Aim
Would you set down every entry shown below, precisely as written?

— Start Stored data —

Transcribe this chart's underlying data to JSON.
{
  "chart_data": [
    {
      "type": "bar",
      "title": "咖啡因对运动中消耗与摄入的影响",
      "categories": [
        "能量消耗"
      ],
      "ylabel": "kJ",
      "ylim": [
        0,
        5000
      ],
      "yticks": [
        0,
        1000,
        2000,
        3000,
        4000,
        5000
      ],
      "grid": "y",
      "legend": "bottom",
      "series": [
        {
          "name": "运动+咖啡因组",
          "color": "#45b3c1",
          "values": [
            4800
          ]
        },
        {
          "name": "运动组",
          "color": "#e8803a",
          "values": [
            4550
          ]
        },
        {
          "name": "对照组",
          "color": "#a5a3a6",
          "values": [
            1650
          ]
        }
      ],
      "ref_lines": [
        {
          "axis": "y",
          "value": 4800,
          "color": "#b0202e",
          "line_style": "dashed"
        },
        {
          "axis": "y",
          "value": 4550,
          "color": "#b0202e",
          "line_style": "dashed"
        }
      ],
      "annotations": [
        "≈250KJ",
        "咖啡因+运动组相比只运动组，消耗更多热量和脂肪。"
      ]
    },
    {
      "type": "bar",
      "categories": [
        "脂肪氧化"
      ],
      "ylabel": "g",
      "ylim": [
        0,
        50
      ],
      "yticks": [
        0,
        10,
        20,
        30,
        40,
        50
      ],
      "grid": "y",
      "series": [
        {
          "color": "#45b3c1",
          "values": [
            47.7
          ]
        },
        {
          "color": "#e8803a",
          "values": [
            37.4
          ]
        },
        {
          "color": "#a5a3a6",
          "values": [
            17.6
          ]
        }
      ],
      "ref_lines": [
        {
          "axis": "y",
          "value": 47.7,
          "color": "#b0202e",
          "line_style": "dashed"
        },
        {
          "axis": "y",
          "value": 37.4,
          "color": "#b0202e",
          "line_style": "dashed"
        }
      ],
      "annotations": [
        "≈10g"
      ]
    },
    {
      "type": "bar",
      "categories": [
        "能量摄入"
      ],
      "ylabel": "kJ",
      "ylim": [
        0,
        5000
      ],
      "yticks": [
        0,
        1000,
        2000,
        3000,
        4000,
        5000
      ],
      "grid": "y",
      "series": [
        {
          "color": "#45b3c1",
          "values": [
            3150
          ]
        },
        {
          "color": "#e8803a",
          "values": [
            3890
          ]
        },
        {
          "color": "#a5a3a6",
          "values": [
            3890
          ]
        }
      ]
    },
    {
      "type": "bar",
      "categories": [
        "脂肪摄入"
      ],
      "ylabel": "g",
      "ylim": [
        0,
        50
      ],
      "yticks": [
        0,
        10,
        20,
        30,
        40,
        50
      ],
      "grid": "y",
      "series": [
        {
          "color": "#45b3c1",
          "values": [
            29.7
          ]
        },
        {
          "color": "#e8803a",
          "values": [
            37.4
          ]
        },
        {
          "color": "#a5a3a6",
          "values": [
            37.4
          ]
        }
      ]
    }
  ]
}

— End Stored data —

The output
Transcribe this chart's underlying data to JSON.
{
  "chart_data": [
    {
      "type": "bar",
      "title": "咖啡因对运动中消耗与摄入的影响",
      "categories": [
        "能量消耗"
      ],
      "ylabel": "kJ",
      "ylim": [
        0,
        5000
      ],
      "yticks": [
        0,
        1000,
        2000,
        3000,
        4000,
        5000
      ],
      "grid": "y",
      "legend": "bottom",
      "series": [
        {
          "name": "运动+咖啡因组",
          "color": "#45b3c1",
          "values": [
            4800
          ]
        },
        {
          "name": "运动组",
          "color": "#e8803a",
          "values": [
            4550
          ]
        },
        {
          "name": "对照组",
          "color": "#a5a3a6",
          "values": [
            1650
          ]
        }
      ],
      "ref_lines": [
        {
          "axis": "y",
          "value": 4800,
          "color": "#b0202e",
          "line_style": "dashed"
        },
        {
          "axis": "y",
          "value": 4550,
          "color": "#b0202e",
          "line_style": "dashed"
        }
      ],
      "annotations": [
        "≈250KJ",
        "咖啡因+运动组相比只运动组，消耗更多热量和脂肪。"
      ]
    },
    {
      "type": "bar",
      "categories": [
        "脂肪氧化"
      ],
      "ylabel": "g",
      "ylim": [
        0,
        50
      ],
      "yticks": [
        0,
        10,
        20,
        30,
        40,
        50
      ],
      "grid": "y",
      "series": [
        {
          "color": "#45b3c1",
          "values": [
            47.7
          ]
        },
        {
          "color": "#e8803a",
          "values": [
            37.4
          ]
        },
        {
          "color": "#a5a3a6",
          "values": [
            17.6
          ]
        }
      ],
      "ref_lines": [
        {
          "axis": "y",
          "value": 47.7,
          "color": "#b0202e",
          "line_style": "dashed"
        },
        {
          "axis": "y",
          "value": 37.4,
          "color": "#b0202e",
          "line_style": "dashed"
        }
      ],
      "annotations": [
        "≈10g"
      ]
    },
    {
      "type": "bar",
      "categories": [
        "能量摄入"
      ],
      "ylabel": "kJ",
      "ylim": [
        0,
        5000
      ],
      "yticks": [
        0,
        1000,
        2000,
        3000,
        4000,
        5000
      ],
      "grid": "y",
      "series": [
        {
          "color": "#45b3c1",
          "values": [
            3150
          ]
        },
        {
          "color": "#e8803a",
          "values": [
            3890
          ]
        },
        {
          "color": "#a5a3a6",
          "values": [
            3890
          ]
        }
      ]
    },
    {
      "type": "bar",
      "categories": [
        "脂肪摄入"
      ],
      "ylabel": "g",
      "ylim": [
        0,
        50
      ],
      "yticks": [
        0,
        10,
        20,
        30,
        40,
        50
      ],
      "grid": "y",
      "series": [
        {
          "color": "#45b3c1",
          "values": [
            29.7
          ]
        },
        {
          "color": "#e8803a",
          "values": [
            37.4
          ]
        },
        {
          "color": "#a5a3a6",
          "values": [
            37.4
          ]
        }
      ]
    }
  ]
}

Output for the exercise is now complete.